SET TASK:
Within the records below, find each line that holds the string "TutorialDB", then copy it.

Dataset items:
---*---
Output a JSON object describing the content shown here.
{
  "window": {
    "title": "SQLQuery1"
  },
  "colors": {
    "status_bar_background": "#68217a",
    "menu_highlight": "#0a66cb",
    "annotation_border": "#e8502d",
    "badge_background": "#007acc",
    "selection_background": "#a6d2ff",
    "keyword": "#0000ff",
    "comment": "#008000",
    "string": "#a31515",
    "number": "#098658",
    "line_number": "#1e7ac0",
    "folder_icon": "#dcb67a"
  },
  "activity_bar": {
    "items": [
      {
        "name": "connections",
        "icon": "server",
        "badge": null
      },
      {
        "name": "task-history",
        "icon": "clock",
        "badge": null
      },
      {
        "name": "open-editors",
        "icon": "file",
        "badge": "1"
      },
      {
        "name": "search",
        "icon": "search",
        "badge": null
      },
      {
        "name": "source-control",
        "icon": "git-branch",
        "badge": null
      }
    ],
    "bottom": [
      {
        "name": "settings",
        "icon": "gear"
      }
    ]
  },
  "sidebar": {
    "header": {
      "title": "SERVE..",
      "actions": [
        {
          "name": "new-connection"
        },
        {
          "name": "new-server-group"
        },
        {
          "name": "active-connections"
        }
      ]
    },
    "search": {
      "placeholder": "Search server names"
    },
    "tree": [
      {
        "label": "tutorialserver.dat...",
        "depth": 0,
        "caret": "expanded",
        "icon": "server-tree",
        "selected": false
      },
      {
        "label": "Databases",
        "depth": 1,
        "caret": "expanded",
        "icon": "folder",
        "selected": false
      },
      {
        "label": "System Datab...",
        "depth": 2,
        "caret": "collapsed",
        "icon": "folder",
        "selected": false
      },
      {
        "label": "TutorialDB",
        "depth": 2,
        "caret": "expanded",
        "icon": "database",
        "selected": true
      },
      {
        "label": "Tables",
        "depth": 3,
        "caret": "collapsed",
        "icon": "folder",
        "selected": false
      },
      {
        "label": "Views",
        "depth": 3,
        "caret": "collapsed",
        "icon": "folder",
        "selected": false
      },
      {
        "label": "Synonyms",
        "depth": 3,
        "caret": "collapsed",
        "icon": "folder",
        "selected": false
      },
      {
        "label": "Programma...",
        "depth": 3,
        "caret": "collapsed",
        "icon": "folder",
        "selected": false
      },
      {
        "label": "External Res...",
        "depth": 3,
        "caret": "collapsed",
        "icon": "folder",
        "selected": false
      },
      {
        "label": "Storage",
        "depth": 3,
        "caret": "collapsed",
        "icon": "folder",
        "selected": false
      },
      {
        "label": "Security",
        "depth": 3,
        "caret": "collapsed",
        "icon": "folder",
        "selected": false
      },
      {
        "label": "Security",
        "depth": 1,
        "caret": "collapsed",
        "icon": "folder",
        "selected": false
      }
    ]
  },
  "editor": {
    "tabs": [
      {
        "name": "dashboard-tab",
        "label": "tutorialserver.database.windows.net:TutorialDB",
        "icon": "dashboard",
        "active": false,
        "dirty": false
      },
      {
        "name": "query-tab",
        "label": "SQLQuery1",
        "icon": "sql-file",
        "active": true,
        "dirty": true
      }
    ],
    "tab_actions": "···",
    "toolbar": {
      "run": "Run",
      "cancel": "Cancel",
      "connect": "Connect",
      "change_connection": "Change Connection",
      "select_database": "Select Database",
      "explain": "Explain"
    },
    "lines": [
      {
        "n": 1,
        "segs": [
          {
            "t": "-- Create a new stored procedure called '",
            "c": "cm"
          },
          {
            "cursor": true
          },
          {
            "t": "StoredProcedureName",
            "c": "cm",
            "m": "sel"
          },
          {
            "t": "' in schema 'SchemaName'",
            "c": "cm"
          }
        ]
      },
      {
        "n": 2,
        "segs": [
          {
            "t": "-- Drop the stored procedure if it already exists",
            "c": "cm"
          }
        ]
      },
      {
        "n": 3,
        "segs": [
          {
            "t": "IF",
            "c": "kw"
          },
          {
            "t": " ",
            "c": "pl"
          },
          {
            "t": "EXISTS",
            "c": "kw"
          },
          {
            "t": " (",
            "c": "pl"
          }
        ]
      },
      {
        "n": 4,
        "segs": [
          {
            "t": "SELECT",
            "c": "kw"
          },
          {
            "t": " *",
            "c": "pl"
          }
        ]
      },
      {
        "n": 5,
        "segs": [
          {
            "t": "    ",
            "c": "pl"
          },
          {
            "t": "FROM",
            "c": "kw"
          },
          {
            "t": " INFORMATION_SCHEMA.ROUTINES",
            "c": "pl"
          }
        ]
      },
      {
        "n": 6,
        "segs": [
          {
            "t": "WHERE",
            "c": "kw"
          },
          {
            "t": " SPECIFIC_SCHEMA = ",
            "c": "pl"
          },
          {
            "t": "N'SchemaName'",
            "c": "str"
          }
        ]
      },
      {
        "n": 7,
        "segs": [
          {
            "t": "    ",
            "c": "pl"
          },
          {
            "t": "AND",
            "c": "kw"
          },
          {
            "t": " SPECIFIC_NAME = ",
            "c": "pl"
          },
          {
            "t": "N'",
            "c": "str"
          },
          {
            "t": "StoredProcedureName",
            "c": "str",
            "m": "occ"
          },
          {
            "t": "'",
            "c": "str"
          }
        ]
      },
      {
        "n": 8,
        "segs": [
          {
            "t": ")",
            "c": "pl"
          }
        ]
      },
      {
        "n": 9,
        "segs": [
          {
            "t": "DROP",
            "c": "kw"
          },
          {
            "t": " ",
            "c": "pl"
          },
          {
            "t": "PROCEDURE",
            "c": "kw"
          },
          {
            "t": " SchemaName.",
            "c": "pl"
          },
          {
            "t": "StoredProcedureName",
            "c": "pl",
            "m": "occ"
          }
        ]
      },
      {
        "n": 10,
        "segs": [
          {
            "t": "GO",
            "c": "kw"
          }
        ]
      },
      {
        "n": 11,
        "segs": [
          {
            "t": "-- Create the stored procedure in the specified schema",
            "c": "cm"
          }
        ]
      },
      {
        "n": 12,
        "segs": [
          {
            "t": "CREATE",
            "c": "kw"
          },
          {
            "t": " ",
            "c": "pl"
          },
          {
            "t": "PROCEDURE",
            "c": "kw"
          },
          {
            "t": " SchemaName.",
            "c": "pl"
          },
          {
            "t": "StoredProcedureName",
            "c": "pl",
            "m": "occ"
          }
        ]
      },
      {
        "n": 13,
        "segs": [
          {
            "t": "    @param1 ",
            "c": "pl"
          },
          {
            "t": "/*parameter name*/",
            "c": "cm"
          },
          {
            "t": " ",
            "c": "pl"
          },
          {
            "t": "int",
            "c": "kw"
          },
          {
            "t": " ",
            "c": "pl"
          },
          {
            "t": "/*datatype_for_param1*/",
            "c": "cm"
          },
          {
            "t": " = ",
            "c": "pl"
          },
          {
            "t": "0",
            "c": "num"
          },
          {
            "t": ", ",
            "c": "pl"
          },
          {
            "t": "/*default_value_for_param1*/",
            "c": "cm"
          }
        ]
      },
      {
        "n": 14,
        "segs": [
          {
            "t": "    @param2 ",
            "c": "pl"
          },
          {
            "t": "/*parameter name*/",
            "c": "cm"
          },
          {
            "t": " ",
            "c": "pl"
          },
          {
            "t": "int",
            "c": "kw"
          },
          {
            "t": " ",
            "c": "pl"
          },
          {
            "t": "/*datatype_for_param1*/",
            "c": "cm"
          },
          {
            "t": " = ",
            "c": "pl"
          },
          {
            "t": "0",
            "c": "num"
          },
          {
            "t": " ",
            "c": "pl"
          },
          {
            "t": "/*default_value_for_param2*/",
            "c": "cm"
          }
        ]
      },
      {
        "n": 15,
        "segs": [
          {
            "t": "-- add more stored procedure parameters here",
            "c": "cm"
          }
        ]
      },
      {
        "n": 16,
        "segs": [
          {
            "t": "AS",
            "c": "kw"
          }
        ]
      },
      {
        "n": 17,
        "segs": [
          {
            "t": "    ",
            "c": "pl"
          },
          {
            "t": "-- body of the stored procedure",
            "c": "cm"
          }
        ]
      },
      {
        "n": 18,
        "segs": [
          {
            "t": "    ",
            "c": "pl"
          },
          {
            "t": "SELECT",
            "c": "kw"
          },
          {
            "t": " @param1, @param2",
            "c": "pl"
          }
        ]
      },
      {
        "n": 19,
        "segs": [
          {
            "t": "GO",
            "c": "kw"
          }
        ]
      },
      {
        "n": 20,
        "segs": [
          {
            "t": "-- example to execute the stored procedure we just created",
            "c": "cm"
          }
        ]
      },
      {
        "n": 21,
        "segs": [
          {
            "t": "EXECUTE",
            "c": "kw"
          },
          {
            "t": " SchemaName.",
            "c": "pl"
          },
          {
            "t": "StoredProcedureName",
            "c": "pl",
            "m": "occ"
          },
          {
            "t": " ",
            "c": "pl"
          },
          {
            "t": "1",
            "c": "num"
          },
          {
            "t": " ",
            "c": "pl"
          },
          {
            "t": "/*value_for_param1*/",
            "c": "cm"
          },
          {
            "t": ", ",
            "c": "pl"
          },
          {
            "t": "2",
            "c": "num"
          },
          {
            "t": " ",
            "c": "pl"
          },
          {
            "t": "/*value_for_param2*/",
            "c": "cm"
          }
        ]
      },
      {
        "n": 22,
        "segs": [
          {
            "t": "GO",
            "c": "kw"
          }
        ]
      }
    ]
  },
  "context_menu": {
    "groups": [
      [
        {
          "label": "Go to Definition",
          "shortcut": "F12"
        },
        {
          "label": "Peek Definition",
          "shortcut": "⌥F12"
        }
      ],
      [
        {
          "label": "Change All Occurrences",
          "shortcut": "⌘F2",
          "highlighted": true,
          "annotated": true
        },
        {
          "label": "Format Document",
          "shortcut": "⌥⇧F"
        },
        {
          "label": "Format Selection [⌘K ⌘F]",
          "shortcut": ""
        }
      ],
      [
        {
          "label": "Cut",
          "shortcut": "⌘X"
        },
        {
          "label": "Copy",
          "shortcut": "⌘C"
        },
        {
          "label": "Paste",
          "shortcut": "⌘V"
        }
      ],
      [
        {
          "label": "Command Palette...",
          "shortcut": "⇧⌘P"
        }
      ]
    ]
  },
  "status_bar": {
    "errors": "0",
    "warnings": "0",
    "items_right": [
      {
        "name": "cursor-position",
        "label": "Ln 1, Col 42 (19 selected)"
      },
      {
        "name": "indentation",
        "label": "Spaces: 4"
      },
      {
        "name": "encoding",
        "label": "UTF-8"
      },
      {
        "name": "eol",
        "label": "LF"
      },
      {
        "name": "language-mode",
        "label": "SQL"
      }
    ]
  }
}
---*---
PROBLEM SOLUTION:
        "label": "TutorialDB",
        "label": "tutorialserver.database.windows.net:TutorialDB",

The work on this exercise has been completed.